The data below should be printed in full, exactly, and without any of its images.

**Recorded data**.
□ □ □ □
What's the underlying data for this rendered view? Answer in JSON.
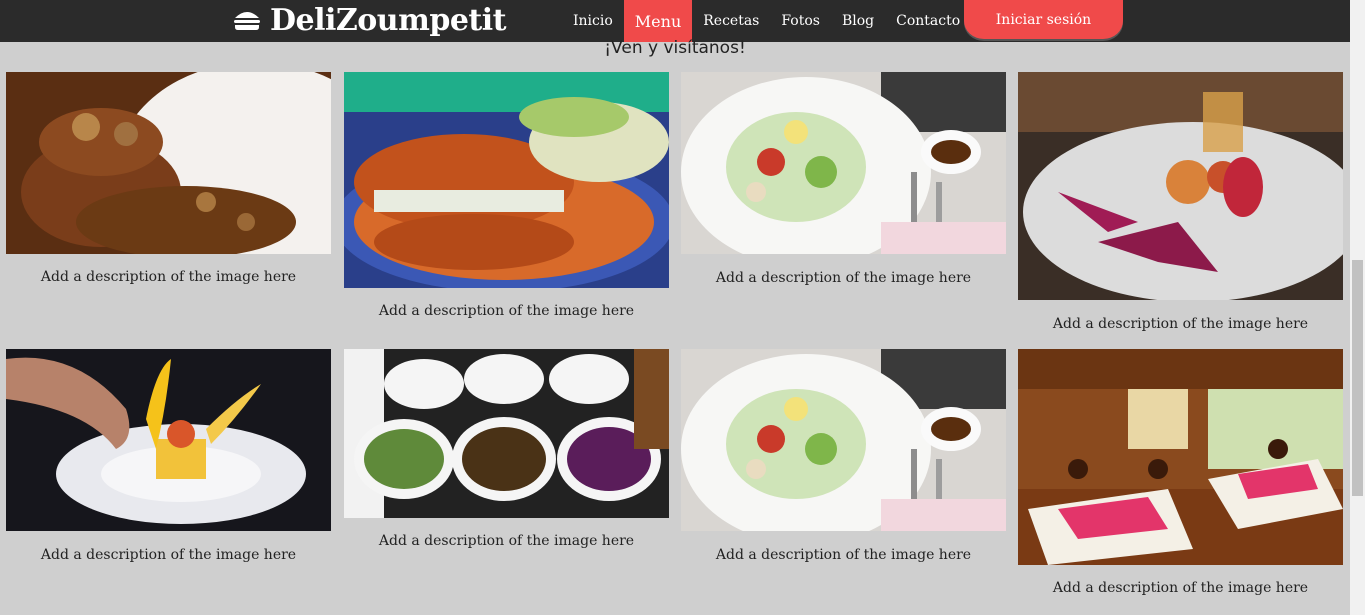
{
  "brand": {
    "name": "DeliZoumpetit",
    "icon": "burger-icon"
  },
  "nav": {
    "items": [
      {
        "label": "Inicio",
        "active": false
      },
      {
        "label": "Menu",
        "active": true
      },
      {
        "label": "Recetas",
        "active": false
      },
      {
        "label": "Fotos",
        "active": false
      },
      {
        "label": "Blog",
        "active": false
      },
      {
        "label": "Contacto",
        "active": false
      }
    ],
    "login_label": "Iniciar sesión"
  },
  "section": {
    "subtitle": "¡Ven y visítanos!"
  },
  "gallery": {
    "items": [
      {
        "image": "steak-with-mushroom-sauce",
        "caption": "Add a description of the image here"
      },
      {
        "image": "fried-sandwich-plate",
        "caption": "Add a description of the image here"
      },
      {
        "image": "salad-plate",
        "caption": "Add a description of the image here"
      },
      {
        "image": "shrimp-plate",
        "caption": "Add a description of the image here"
      },
      {
        "image": "plated-dessert",
        "caption": "Add a description of the image here"
      },
      {
        "image": "salad-buffet",
        "caption": "Add a description of the image here"
      },
      {
        "image": "salad-plate",
        "caption": "Add a description of the image here"
      },
      {
        "image": "restaurant-interior",
        "caption": "Add a description of the image here"
      }
    ]
  },
  "colors": {
    "accent": "#f04a4a",
    "nav_bg": "#2b2b2b",
    "page_bg": "#cfcfcf"
  }
}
□ □ □ □
**Complete response**.
What's the underlying data for this rendered view? Answer in JSON.
{
  "brand": {
    "name": "DeliZoumpetit",
    "icon": "burger-icon"
  },
  "nav": {
    "items": [
      {
        "label": "Inicio",
        "active": false
      },
      {
        "label": "Menu",
        "active": true
      },
      {
        "label": "Recetas",
        "active": false
      },
      {
        "label": "Fotos",
        "active": false
      },
      {
        "label": "Blog",
        "active": false
      },
      {
        "label": "Contacto",
        "active": false
      }
    ],
    "login_label": "Iniciar sesión"
  },
  "section": {
    "subtitle": "¡Ven y visítanos!"
  },
  "gallery": {
    "items": [
      {
        "image": "steak-with-mushroom-sauce",
        "caption": "Add a description of the image here"
      },
      {
        "image": "fried-sandwich-plate",
        "caption": "Add a description of the image here"
      },
      {
        "image": "salad-plate",
        "caption": "Add a description of the image here"
      },
      {
        "image": "shrimp-plate",
        "caption": "Add a description of the image here"
      },
      {
        "image": "plated-dessert",
        "caption": "Add a description of the image here"
      },
      {
        "image": "salad-buffet",
        "caption": "Add a description of the image here"
      },
      {
        "image": "salad-plate",
        "caption": "Add a description of the image here"
      },
      {
        "image": "restaurant-interior",
        "caption": "Add a description of the image here"
      }
    ]
  },
  "colors": {
    "accent": "#f04a4a",
    "nav_bg": "#2b2b2b",
    "page_bg": "#cfcfcf"
  }
}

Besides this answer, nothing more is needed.